# Written request
Write out each line word for word. Drop pictures.

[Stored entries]
····················

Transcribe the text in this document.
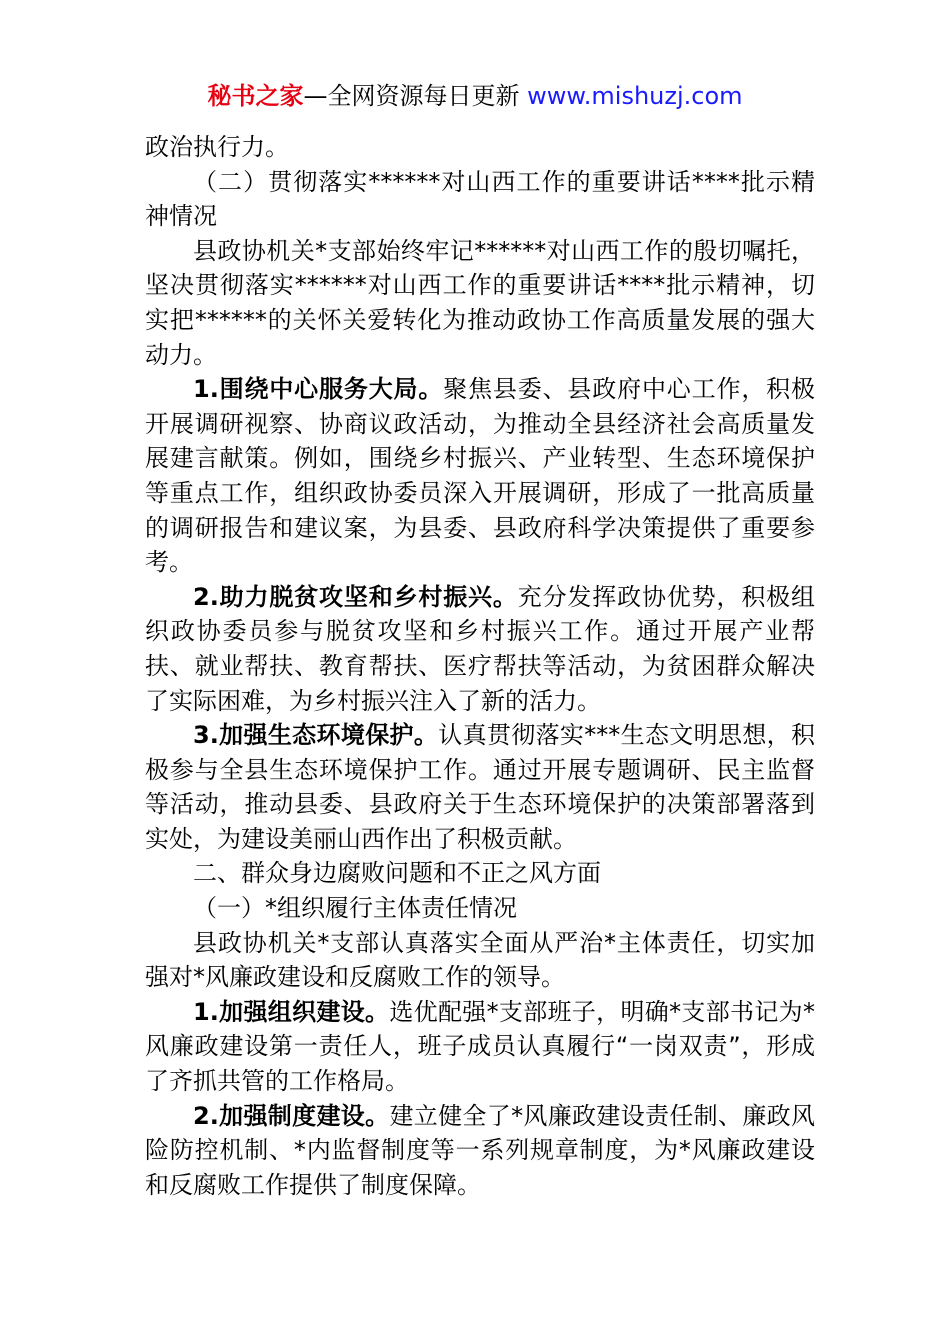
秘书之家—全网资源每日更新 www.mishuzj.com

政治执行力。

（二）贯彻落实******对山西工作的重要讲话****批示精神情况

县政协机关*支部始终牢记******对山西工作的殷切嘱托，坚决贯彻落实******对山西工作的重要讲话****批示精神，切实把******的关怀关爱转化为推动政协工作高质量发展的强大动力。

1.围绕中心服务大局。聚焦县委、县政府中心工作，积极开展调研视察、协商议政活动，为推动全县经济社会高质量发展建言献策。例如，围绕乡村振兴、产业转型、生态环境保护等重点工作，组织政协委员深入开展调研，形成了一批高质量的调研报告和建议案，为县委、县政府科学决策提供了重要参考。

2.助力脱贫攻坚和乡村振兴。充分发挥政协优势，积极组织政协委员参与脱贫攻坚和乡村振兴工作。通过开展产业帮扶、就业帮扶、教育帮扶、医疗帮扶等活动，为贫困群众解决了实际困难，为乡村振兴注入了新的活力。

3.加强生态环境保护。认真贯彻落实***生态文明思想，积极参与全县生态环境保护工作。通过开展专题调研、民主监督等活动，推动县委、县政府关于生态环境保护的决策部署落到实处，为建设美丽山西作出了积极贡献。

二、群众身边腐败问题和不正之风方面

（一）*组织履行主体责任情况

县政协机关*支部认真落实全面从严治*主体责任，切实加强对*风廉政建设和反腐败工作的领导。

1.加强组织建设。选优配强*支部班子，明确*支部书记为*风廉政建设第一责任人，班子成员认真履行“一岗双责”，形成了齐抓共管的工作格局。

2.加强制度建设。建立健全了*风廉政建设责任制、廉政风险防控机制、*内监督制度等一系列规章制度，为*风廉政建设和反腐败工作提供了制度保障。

····················

# Response to the exercise
Transcribe the text in this document.
秘书之家—全网资源每日更新 www.mishuzj.com

政治执行力。

（二）贯彻落实******对山西工作的重要讲话****批示精神情况

县政协机关*支部始终牢记******对山西工作的殷切嘱托，坚决贯彻落实******对山西工作的重要讲话****批示精神，切实把******的关怀关爱转化为推动政协工作高质量发展的强大动力。

1.围绕中心服务大局。聚焦县委、县政府中心工作，积极开展调研视察、协商议政活动，为推动全县经济社会高质量发展建言献策。例如，围绕乡村振兴、产业转型、生态环境保护等重点工作，组织政协委员深入开展调研，形成了一批高质量的调研报告和建议案，为县委、县政府科学决策提供了重要参考。

2.助力脱贫攻坚和乡村振兴。充分发挥政协优势，积极组织政协委员参与脱贫攻坚和乡村振兴工作。通过开展产业帮扶、就业帮扶、教育帮扶、医疗帮扶等活动，为贫困群众解决了实际困难，为乡村振兴注入了新的活力。

3.加强生态环境保护。认真贯彻落实***生态文明思想，积极参与全县生态环境保护工作。通过开展专题调研、民主监督等活动，推动县委、县政府关于生态环境保护的决策部署落到实处，为建设美丽山西作出了积极贡献。

二、群众身边腐败问题和不正之风方面

（一）*组织履行主体责任情况

县政协机关*支部认真落实全面从严治*主体责任，切实加强对*风廉政建设和反腐败工作的领导。

1.加强组织建设。选优配强*支部班子，明确*支部书记为*风廉政建设第一责任人，班子成员认真履行“一岗双责”，形成了齐抓共管的工作格局。

2.加强制度建设。建立健全了*风廉政建设责任制、廉政风险防控机制、*内监督制度等一系列规章制度，为*风廉政建设和反腐败工作提供了制度保障。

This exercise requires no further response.